[Collection entries]
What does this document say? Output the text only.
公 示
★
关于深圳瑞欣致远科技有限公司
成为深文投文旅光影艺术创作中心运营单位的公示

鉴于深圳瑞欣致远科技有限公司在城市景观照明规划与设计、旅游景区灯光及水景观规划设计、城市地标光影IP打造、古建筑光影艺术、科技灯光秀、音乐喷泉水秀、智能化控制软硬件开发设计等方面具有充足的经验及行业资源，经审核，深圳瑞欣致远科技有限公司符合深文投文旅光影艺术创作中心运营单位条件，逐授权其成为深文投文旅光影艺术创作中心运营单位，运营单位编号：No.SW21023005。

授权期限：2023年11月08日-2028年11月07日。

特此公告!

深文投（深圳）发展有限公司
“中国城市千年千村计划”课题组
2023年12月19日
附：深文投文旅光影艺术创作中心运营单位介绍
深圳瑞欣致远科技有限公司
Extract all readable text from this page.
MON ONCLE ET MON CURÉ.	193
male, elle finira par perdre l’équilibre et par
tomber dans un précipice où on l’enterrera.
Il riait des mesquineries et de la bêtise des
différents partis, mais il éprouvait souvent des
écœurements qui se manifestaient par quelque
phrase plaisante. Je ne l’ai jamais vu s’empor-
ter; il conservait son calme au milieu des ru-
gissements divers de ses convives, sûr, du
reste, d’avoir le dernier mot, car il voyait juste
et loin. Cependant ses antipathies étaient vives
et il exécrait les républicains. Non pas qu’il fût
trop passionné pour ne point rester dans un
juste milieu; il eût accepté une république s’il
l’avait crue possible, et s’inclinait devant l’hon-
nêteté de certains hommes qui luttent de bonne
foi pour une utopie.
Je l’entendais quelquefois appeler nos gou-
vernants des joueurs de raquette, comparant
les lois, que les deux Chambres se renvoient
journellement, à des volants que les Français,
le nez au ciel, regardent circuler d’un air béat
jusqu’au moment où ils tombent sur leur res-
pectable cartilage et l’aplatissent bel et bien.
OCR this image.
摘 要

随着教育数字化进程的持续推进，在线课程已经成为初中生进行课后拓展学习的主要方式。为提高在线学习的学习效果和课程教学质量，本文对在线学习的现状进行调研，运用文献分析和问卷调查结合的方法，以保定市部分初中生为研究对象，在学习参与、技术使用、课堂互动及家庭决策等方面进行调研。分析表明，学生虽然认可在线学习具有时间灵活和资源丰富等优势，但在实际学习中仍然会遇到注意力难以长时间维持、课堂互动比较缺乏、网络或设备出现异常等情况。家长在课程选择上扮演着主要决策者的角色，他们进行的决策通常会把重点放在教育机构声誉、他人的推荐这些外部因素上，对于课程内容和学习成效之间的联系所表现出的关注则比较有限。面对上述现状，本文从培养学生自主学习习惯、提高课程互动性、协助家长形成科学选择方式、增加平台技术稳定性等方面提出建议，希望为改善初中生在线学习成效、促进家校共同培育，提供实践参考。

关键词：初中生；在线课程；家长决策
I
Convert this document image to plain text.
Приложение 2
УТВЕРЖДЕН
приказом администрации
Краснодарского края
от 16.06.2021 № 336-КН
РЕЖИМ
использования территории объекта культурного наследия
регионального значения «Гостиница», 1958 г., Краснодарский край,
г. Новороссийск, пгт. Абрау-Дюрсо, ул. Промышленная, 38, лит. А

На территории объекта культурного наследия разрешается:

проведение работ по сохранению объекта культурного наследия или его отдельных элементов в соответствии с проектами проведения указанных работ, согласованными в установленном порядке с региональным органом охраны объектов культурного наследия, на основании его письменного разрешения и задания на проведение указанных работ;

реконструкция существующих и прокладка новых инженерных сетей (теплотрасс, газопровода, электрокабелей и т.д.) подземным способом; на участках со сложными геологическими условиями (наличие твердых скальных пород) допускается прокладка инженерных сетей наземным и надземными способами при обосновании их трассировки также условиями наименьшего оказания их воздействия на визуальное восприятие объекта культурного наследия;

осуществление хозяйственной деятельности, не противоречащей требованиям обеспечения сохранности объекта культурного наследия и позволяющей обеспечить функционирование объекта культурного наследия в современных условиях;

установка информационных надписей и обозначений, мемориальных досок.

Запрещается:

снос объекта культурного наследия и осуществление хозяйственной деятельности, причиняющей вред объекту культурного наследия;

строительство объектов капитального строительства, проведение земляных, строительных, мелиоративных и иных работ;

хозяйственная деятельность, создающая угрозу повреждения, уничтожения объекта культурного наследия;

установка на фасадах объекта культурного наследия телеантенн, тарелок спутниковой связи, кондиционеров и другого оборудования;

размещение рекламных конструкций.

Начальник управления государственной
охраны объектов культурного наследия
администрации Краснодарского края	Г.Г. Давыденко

▸ To do
Repeat the records above exactly, from the first line to the last.

▸ Answer to the problem
What does this document say? Output the text only.
公 示
★
关于深圳瑞欣致远科技有限公司
成为深文投文旅光影艺术创作中心运营单位的公示

鉴于深圳瑞欣致远科技有限公司在城市景观照明规划与设计、旅游景区灯光及水景观规划设计、城市地标光影IP打造、古建筑光影艺术、科技灯光秀、音乐喷泉水秀、智能化控制软硬件开发设计等方面具有充足的经验及行业资源，经审核，深圳瑞欣致远科技有限公司符合深文投文旅光影艺术创作中心运营单位条件，逐授权其成为深文投文旅光影艺术创作中心运营单位，运营单位编号：No.SW21023005。

授权期限：2023年11月08日-2028年11月07日。

特此公告!

深文投（深圳）发展有限公司
“中国城市千年千村计划”课题组
2023年12月19日
附：深文投文旅光影艺术创作中心运营单位介绍
深圳瑞欣致远科技有限公司
Extract all readable text from this page.
MON ONCLE ET MON CURÉ.	193
male, elle finira par perdre l’équilibre et par
tomber dans un précipice où on l’enterrera.
Il riait des mesquineries et de la bêtise des
différents partis, mais il éprouvait souvent des
écœurements qui se manifestaient par quelque
phrase plaisante. Je ne l’ai jamais vu s’empor-
ter; il conservait son calme au milieu des ru-
gissements divers de ses convives, sûr, du
reste, d’avoir le dernier mot, car il voyait juste
et loin. Cependant ses antipathies étaient vives
et il exécrait les républicains. Non pas qu’il fût
trop passionné pour ne point rester dans un
juste milieu; il eût accepté une république s’il
l’avait crue possible, et s’inclinait devant l’hon-
nêteté de certains hommes qui luttent de bonne
foi pour une utopie.
Je l’entendais quelquefois appeler nos gou-
vernants des joueurs de raquette, comparant
les lois, que les deux Chambres se renvoient
journellement, à des volants que les Français,
le nez au ciel, regardent circuler d’un air béat
jusqu’au moment où ils tombent sur leur res-
pectable cartilage et l’aplatissent bel et bien.
OCR this image.
摘 要

随着教育数字化进程的持续推进，在线课程已经成为初中生进行课后拓展学习的主要方式。为提高在线学习的学习效果和课程教学质量，本文对在线学习的现状进行调研，运用文献分析和问卷调查结合的方法，以保定市部分初中生为研究对象，在学习参与、技术使用、课堂互动及家庭决策等方面进行调研。分析表明，学生虽然认可在线学习具有时间灵活和资源丰富等优势，但在实际学习中仍然会遇到注意力难以长时间维持、课堂互动比较缺乏、网络或设备出现异常等情况。家长在课程选择上扮演着主要决策者的角色，他们进行的决策通常会把重点放在教育机构声誉、他人的推荐这些外部因素上，对于课程内容和学习成效之间的联系所表现出的关注则比较有限。面对上述现状，本文从培养学生自主学习习惯、提高课程互动性、协助家长形成科学选择方式、增加平台技术稳定性等方面提出建议，希望为改善初中生在线学习成效、促进家校共同培育，提供实践参考。

关键词：初中生；在线课程；家长决策
I
Convert this document image to plain text.
Приложение 2
УТВЕРЖДЕН
приказом администрации
Краснодарского края
от 16.06.2021 № 336-КН
РЕЖИМ
использования территории объекта культурного наследия
регионального значения «Гостиница», 1958 г., Краснодарский край,
г. Новороссийск, пгт. Абрау-Дюрсо, ул. Промышленная, 38, лит. А

На территории объекта культурного наследия разрешается:

проведение работ по сохранению объекта культурного наследия или его отдельных элементов в соответствии с проектами проведения указанных работ, согласованными в установленном порядке с региональным органом охраны объектов культурного наследия, на основании его письменного разрешения и задания на проведение указанных работ;

реконструкция существующих и прокладка новых инженерных сетей (теплотрасс, газопровода, электрокабелей и т.д.) подземным способом; на участках со сложными геологическими условиями (наличие твердых скальных пород) допускается прокладка инженерных сетей наземным и надземными способами при обосновании их трассировки также условиями наименьшего оказания их воздействия на визуальное восприятие объекта культурного наследия;

осуществление хозяйственной деятельности, не противоречащей требованиям обеспечения сохранности объекта культурного наследия и позволяющей обеспечить функционирование объекта культурного наследия в современных условиях;

установка информационных надписей и обозначений, мемориальных досок.

Запрещается:

снос объекта культурного наследия и осуществление хозяйственной деятельности, причиняющей вред объекту культурного наследия;

строительство объектов капитального строительства, проведение земляных, строительных, мелиоративных и иных работ;

хозяйственная деятельность, создающая угрозу повреждения, уничтожения объекта культурного наследия;

установка на фасадах объекта культурного наследия телеантенн, тарелок спутниковой связи, кондиционеров и другого оборудования;

размещение рекламных конструкций.

Начальник управления государственной
охраны объектов культурного наследия
администрации Краснодарского края	Г.Г. Давыденко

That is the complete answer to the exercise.